## TEXTE À LIRE
• • • • • • •
Monsieur le président, madame la ministre, mes chers collègues, je tiens à dire tout d’abord que cette proposition de loi part d’une bonne intention : défendre l’audiovisuel public et réaffirmer sa spécificité. Il me semble important de le souligner, à l’heure où ce service public est attaqué de toutes parts.
L’enjeu des inégalités sociales liées à la multiplicité des services payants par abonnement, celui de la concentration des médias ou encore de la désinformation croissante rendent d’autant plus essentiel et urgent l’objectif de doter notre pays d’un service public audiovisuel fort, disposant des moyens nécessaires à son action, et de programmes spécifiques.
Nous avons la conviction profonde qu’un tel service public est le signe d’une démocratie qui fonctionne, d’un accès à la culture et au savoir pour tous et toutes.
C’est à ce titre que nous accueillons positivement la proposition concernant les droits de diffusion audiovisuelle des manifestations sportives, visant à obliger les plateformes à céder certains droits à des services de télévision en accès libre diffusés sur la TNT (télévision numérique terrestre), et ainsi à permettre un meilleur accès de nos concitoyens au visionnage d’événements sportifs.
Toutefois, nous sommes en désaccord avec le cœur de la proposition de loi, laquelle prévoit de placer les médias publics sous la coupe d’une holding.
Alors que l’audiovisuel public n’a été que rarement autant plébiscité – France Inter est depuis 2018 la radio la plus écoutée de France, et France 2 a enregistré au cours des derniers mois ses meilleures audiences depuis plus de dix ans –, ce texte risque de ne susciter qu’une nouvelle inertie des institutions publiques.
Par ailleurs, les coopérations entre les différentes entreprises de l’audiovisuel, que ce projet de holding vise à amplifier, produisent d’ores et déjà des effets marquants au travers de la création de plateformes, comme France Info ou encore « Ici », émanant de collaborations concrètes entre France Télévisions et Radio France.
Si cette holding nous semble inutile, elle pourrait aussi se révéler dangereuse.
Tout d’abord, si d’éventuelles nominations directes par l’exécutif n’y sont pas évoquées, la proposition de loi prévoit trop peu de garanties pour que l’indépendance effective du service public soit assurée à l’issue des procédures de désignation.
Ensuite, la répartition du budget entre les différentes sociétés de cette hypothétique holding sera soumise à la discrétion du directeur général. Sachant que la possibilité de concurrencer les plateformes est l’un des principaux arguments invoqués pour justifier cette réforme, il est fort à craindre que la radio ne soit le parent pauvre de ce nouveau paysage audiovisuel.
• • • • • • •
## LIGNES
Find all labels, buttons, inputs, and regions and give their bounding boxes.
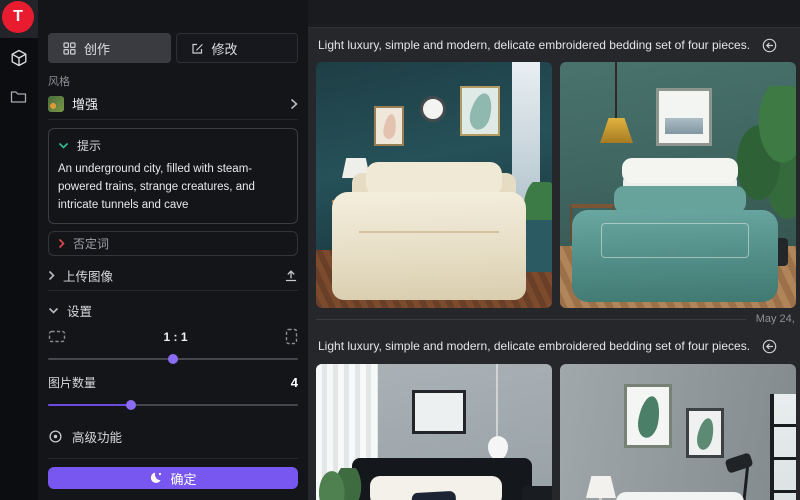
art-leaf: [636, 395, 663, 440]
generated-image-3[interactable]: [316, 364, 552, 500]
slider-thumb[interactable]: [126, 400, 136, 410]
portrait-frame-icon[interactable]: [285, 328, 298, 345]
upload-image-label: 上传图像: [63, 266, 113, 285]
image-count-label: 图片数量: [48, 374, 96, 391]
art: [665, 118, 703, 134]
bedroom-scene-teal: [560, 62, 796, 308]
feed-prompt-row: Light luxury, simple and modern, delicat…: [316, 328, 796, 364]
style-label: 风格: [48, 73, 298, 89]
chevron-right-icon: [58, 238, 65, 249]
wall-art: [656, 88, 712, 146]
art-leaf: [467, 91, 495, 132]
embroidery-trim: [359, 231, 499, 233]
feed-prompt-text: Light luxury, simple and modern, delicat…: [318, 38, 750, 52]
icon-rail: T: [0, 0, 38, 500]
chevron-right-icon: [48, 270, 55, 281]
duvet: [332, 192, 526, 300]
pendant-cord: [615, 62, 617, 120]
stitch-line: [601, 223, 749, 258]
tab-modify[interactable]: 修改: [176, 33, 299, 63]
feed-prompt-text: Light luxury, simple and modern, delicat…: [318, 339, 750, 353]
tab-create[interactable]: 创作: [48, 33, 171, 63]
generated-image-4[interactable]: [560, 364, 796, 500]
aspect-ratio-value: 1 : 1: [66, 330, 285, 344]
upload-image-section[interactable]: 上传图像: [48, 265, 298, 291]
image-row: [316, 364, 796, 500]
slider-fill: [48, 404, 131, 406]
generated-image-2[interactable]: [560, 62, 796, 308]
confirm-button[interactable]: 确定: [48, 467, 298, 489]
app-logo[interactable]: T: [2, 1, 34, 33]
settings-label: 设置: [67, 301, 92, 320]
reuse-prompt-icon[interactable]: [762, 38, 777, 53]
generated-image-1[interactable]: [316, 62, 552, 308]
pendant-cord: [496, 364, 498, 438]
settings-section[interactable]: 设置: [48, 300, 298, 320]
style-value: 增强: [72, 94, 98, 113]
eye-icon: [48, 429, 63, 444]
wall-art: [624, 384, 672, 448]
chevron-down-icon: [48, 307, 59, 314]
art-feather: [382, 113, 397, 139]
advanced-features-label: 高级功能: [72, 427, 122, 446]
aspect-ratio-slider[interactable]: [48, 353, 298, 365]
image-count-slider[interactable]: [48, 399, 298, 411]
grid-icon: [63, 42, 76, 55]
white-pillows: [622, 158, 738, 183]
mode-tabs: 创作 修改: [48, 33, 298, 63]
wall-art: [686, 408, 724, 458]
art-leaf: [695, 417, 716, 451]
negative-words-section[interactable]: 否定词: [48, 231, 298, 256]
reuse-prompt-icon[interactable]: [762, 339, 777, 354]
style-thumbnail-icon: [48, 96, 64, 112]
chevron-right-icon: [290, 98, 298, 110]
top-bar: [308, 0, 800, 28]
date-label: May 24, 1: [756, 313, 796, 325]
bedroom-scene-aqua: [560, 364, 796, 500]
generation-panel: 创作 修改 风格 增强 提示 An underground city, fill…: [38, 0, 308, 500]
bedroom-scene-cream: [316, 62, 552, 308]
white-pillows: [616, 492, 744, 500]
plant: [318, 468, 364, 500]
chevron-down-icon: [58, 142, 69, 149]
landscape-frame-icon[interactable]: [48, 330, 66, 343]
advanced-features-toggle[interactable]: 高级功能: [48, 427, 298, 459]
pillows: [366, 162, 502, 196]
confirm-button-label: 确定: [170, 469, 196, 488]
prompt-label: 提示: [77, 137, 101, 154]
image-count-value: 4: [291, 375, 298, 390]
prompt-input[interactable]: An underground city, filled with steam-p…: [58, 161, 288, 214]
crescent-moon-icon: [149, 471, 163, 485]
wall-clock: [420, 96, 446, 122]
tab-create-label: 创作: [84, 39, 110, 58]
aspect-ratio-row: 1 : 1: [48, 328, 298, 345]
window: [770, 394, 796, 500]
bedroom-scene-white: [316, 364, 552, 500]
wall-art: [460, 86, 500, 136]
duvet: [572, 210, 778, 302]
wall-art: [374, 106, 404, 146]
image-count-row: 图片数量 4: [48, 374, 298, 391]
cube-icon[interactable]: [10, 49, 28, 67]
app-logo-letter: T: [13, 8, 23, 26]
negative-words-label: 否定词: [73, 235, 109, 252]
date-divider: May 24, 1: [316, 311, 796, 327]
upload-icon[interactable]: [284, 269, 298, 283]
divider-line: [316, 319, 746, 320]
navy-pillow: [412, 491, 457, 500]
edit-icon: [191, 42, 204, 55]
tab-modify-label: 修改: [212, 39, 238, 58]
wall-art: [412, 390, 466, 434]
prompt-header[interactable]: 提示: [58, 137, 288, 154]
style-selector[interactable]: 增强: [48, 96, 298, 120]
teal-pillows: [614, 186, 746, 213]
prompt-box[interactable]: 提示 An underground city, filled with stea…: [48, 128, 298, 224]
results-feed: Light luxury, simple and modern, delicat…: [308, 0, 800, 500]
image-row: [316, 62, 796, 308]
feed-prompt-row: Light luxury, simple and modern, delicat…: [316, 28, 796, 62]
armchair: [522, 486, 552, 500]
folder-icon[interactable]: [10, 89, 28, 107]
slider-thumb[interactable]: [168, 354, 178, 364]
• • • • • • •
## CONSIGNE
D'après le texte à lire, depuis quelle année France Inter est-elle la radio la plus écoutée de France ? Ces lignes proviennent d'une autre source.

## RÉPONSE ATTENDUE
Depuis 2018.